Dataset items
+ + + + + + +

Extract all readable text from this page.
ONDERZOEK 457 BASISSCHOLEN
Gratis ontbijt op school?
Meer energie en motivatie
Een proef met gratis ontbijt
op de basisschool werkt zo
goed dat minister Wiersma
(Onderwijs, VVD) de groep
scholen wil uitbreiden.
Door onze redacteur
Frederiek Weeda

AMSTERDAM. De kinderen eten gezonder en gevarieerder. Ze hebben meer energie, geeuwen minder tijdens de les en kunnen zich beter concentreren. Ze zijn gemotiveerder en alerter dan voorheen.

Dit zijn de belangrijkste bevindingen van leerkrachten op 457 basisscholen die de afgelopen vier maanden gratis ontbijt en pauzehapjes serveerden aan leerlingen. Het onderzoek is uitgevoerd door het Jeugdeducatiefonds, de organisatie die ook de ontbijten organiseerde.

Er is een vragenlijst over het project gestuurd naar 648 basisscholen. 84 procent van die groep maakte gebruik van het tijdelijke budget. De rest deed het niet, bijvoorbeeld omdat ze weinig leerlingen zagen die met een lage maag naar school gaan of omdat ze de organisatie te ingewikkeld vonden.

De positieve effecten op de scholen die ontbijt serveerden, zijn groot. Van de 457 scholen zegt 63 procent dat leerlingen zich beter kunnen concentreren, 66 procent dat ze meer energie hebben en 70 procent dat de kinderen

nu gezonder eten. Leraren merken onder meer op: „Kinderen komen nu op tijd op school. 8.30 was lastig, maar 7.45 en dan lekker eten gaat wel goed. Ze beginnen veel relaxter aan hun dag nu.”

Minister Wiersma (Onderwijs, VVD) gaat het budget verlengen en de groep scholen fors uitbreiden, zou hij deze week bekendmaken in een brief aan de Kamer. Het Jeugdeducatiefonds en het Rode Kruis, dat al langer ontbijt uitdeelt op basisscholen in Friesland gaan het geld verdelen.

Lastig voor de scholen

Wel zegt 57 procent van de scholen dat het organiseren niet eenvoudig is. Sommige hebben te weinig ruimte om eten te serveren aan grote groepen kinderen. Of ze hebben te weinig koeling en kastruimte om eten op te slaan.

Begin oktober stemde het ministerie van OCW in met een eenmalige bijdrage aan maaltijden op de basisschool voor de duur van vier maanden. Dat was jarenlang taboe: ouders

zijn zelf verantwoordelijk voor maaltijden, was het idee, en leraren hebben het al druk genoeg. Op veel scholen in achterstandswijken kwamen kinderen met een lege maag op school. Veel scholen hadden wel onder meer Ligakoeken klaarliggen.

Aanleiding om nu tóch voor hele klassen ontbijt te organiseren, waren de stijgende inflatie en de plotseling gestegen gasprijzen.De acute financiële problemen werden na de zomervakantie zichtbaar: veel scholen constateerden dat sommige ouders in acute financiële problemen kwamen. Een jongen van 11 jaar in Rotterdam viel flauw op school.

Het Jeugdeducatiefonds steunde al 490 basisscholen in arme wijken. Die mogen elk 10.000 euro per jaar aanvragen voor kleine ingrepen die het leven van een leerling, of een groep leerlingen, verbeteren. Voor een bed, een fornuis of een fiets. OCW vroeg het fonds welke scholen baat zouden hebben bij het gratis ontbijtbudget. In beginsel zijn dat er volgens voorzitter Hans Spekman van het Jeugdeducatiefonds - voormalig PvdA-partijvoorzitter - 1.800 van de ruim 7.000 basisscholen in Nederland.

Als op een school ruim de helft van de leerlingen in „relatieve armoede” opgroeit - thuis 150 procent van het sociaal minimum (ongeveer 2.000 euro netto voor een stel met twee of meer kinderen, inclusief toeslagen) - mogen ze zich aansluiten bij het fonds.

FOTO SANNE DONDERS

+ + + + + + +

TASK STATEMENT - Copy out all lines above that include the string "maaltijden".

SOLUTION TO THIS PROBLEM -
Begin oktober stemde het ministerie van OCW in met een eenmalige bijdrage aan maaltijden op de basisschool voor de duur van vier maanden. Dat was jarenlang taboe: ouders
zijn zelf verantwoordelijk voor maaltijden, was het idee, en leraren hebben het al druk genoeg. Op veel scholen in achterstandswijken kwamen kinderen met een lege maag op school. Veel scholen hadden wel onder meer Ligakoeken klaarliggen.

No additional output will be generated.